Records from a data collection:
========================
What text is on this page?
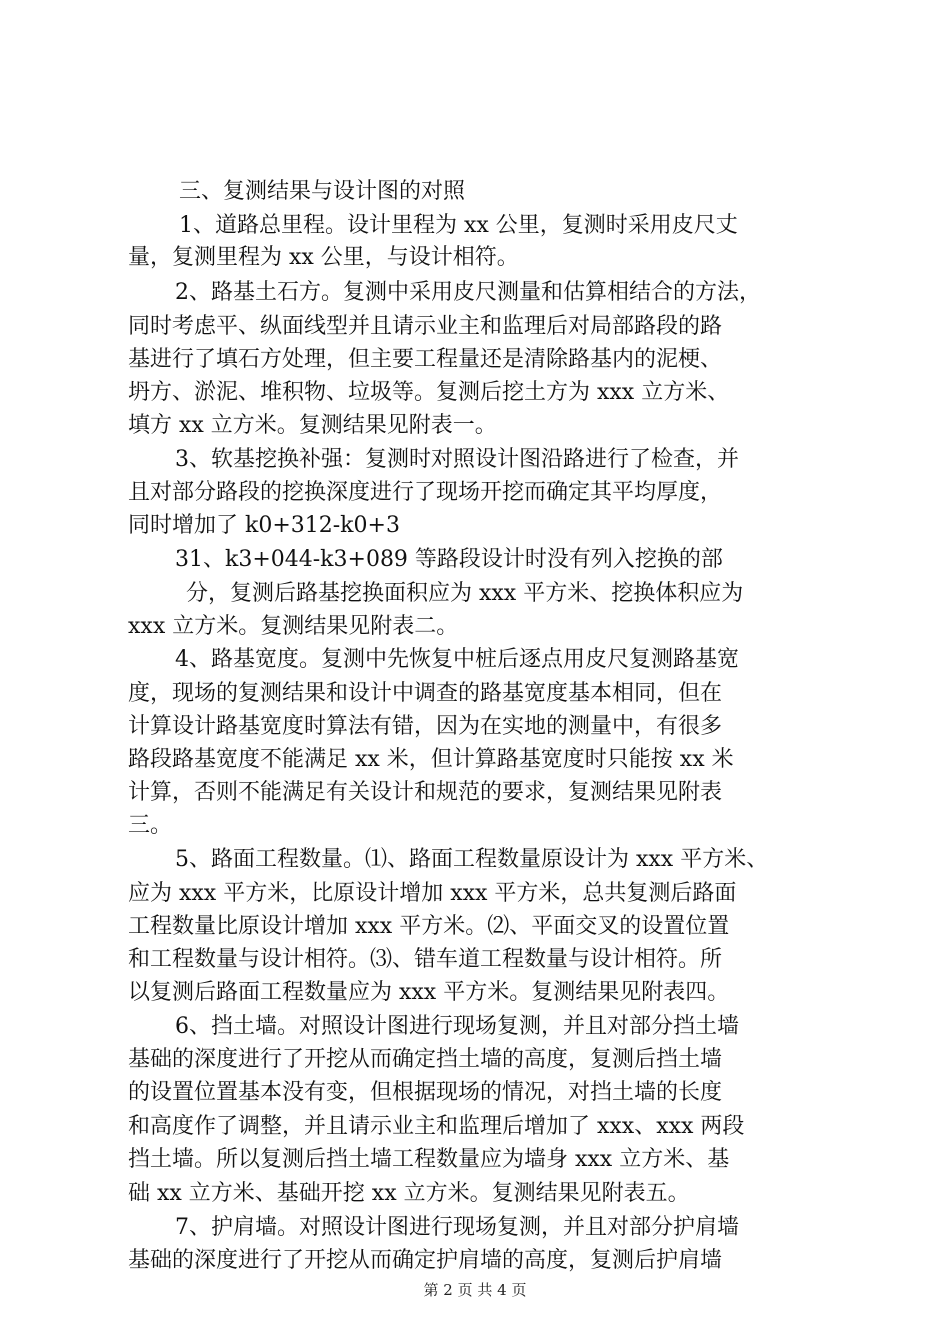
三、复测结果与设计图的对照
1、道路总里程。设计里程为 xx 公里，复测时采用皮尺丈
量，复测里程为 xx 公里，与设计相符。
2、路基土石方。复测中采用皮尺测量和估算相结合的方法，
同时考虑平、纵面线型并且请示业主和监理后对局部路段的路
基进行了填石方处理，但主要工程量还是清除路基内的泥梗、
坍方、淤泥、堆积物、垃圾等。复测后挖土方为 xxx 立方米、
填方 xx 立方米。复测结果见附表一。
3、软基挖换补强：复测时对照设计图沿路进行了检查，并
且对部分路段的挖换深度进行了现场开挖而确定其平均厚度，
同时增加了 k0+312-k0+3
31、k3+044-k3+089 等路段设计时没有列入挖换的部
分，复测后路基挖换面积应为 xxx 平方米、挖换体积应为
xxx 立方米。复测结果见附表二。
4、路基宽度。复测中先恢复中桩后逐点用皮尺复测路基宽
度，现场的复测结果和设计中调查的路基宽度基本相同，但在
计算设计路基宽度时算法有错，因为在实地的测量中，有很多
路段路基宽度不能满足 xx 米，但计算路基宽度时只能按 xx 米
计算，否则不能满足有关设计和规范的要求，复测结果见附表
三。
5、路面工程数量。⑴、路面工程数量原设计为 xxx 平方米、
应为 xxx 平方米，比原设计增加 xxx 平方米，总共复测后路面
工程数量比原设计增加 xxx 平方米。⑵、平面交叉的设置位置
和工程数量与设计相符。⑶、错车道工程数量与设计相符。所
以复测后路面工程数量应为 xxx 平方米。复测结果见附表四。
6、挡土墙。对照设计图进行现场复测，并且对部分挡土墙
基础的深度进行了开挖从而确定挡土墙的高度，复测后挡土墙
的设置位置基本没有变，但根据现场的情况，对挡土墙的长度
和高度作了调整，并且请示业主和监理后增加了 xxx、xxx 两段
挡土墙。所以复测后挡土墙工程数量应为墙身 xxx 立方米、基
础 xx 立方米、基础开挖 xx 立方米。复测结果见附表五。
7、护肩墙。对照设计图进行现场复测，并且对部分护肩墙
基础的深度进行了开挖从而确定护肩墙的高度，复测后护肩墙
第 2 页 共 4 页
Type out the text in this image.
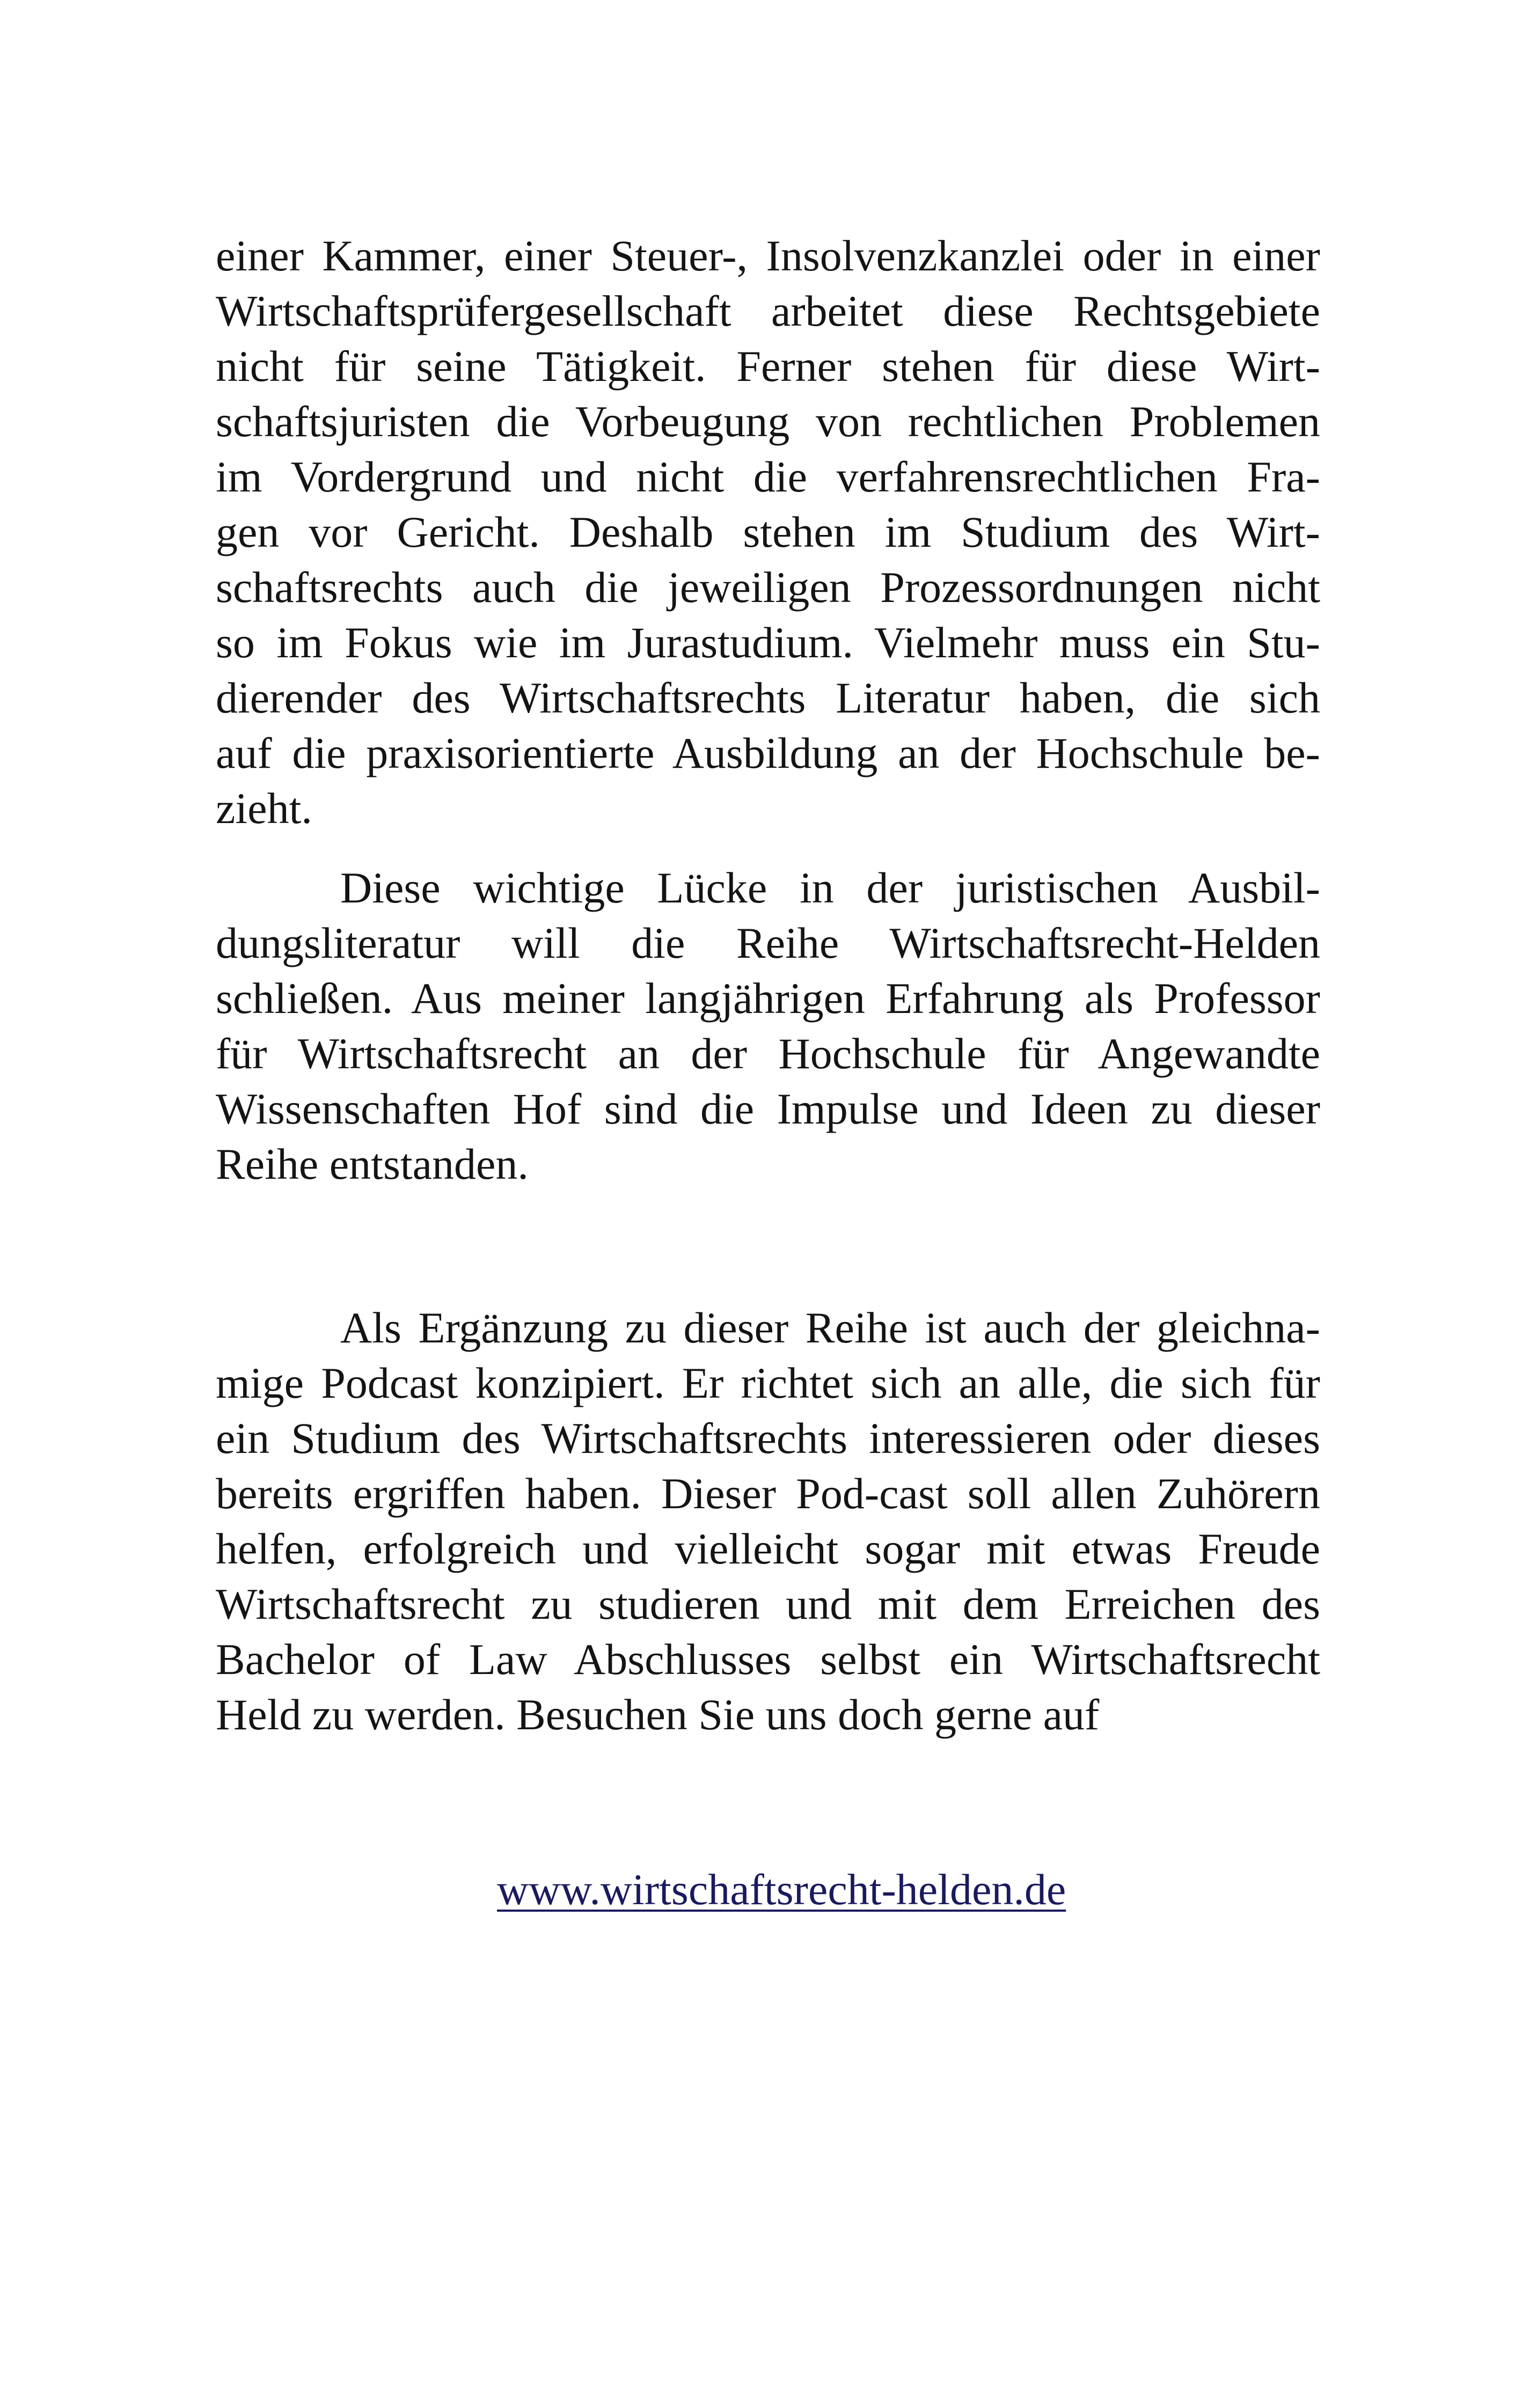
einer Kammer, einer Steuer-, Insolvenzkanzlei oder in einer
Wirtschaftsprüfergesellschaft arbeitet diese Rechtsgebiete
nicht für seine Tätigkeit. Ferner stehen für diese Wirt-
schaftsjuristen die Vorbeugung von rechtlichen Problemen
im Vordergrund und nicht die verfahrensrechtlichen Fra-
gen vor Gericht. Deshalb stehen im Studium des Wirt-
schaftsrechts auch die jeweiligen Prozessordnungen nicht
so im Fokus wie im Jurastudium. Vielmehr muss ein Stu-
dierender des Wirtschaftsrechts Literatur haben, die sich
auf die praxisorientierte Ausbildung an der Hochschule be-
zieht.
Diese wichtige Lücke in der juristischen Ausbil-
dungsliteratur will die Reihe Wirtschaftsrecht-Helden
schließen. Aus meiner langjährigen Erfahrung als Professor
für Wirtschaftsrecht an der Hochschule für Angewandte
Wissenschaften Hof sind die Impulse und Ideen zu dieser
Reihe entstanden.
Als Ergänzung zu dieser Reihe ist auch der gleichna-
mige Podcast konzipiert. Er richtet sich an alle, die sich für
ein Studium des Wirtschaftsrechts interessieren oder dieses
bereits ergriffen haben. Dieser Pod-cast soll allen Zuhörern
helfen, erfolgreich und vielleicht sogar mit etwas Freude
Wirtschaftsrecht zu studieren und mit dem Erreichen des
Bachelor of Law Abschlusses selbst ein Wirtschaftsrecht
Held zu werden. Besuchen Sie uns doch gerne auf
www.wirtschaftsrecht-helden.de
========================
Exercise
For each line of the entries that includes "this", show that line.

Result
What text is on this page?
Type out the text in this image.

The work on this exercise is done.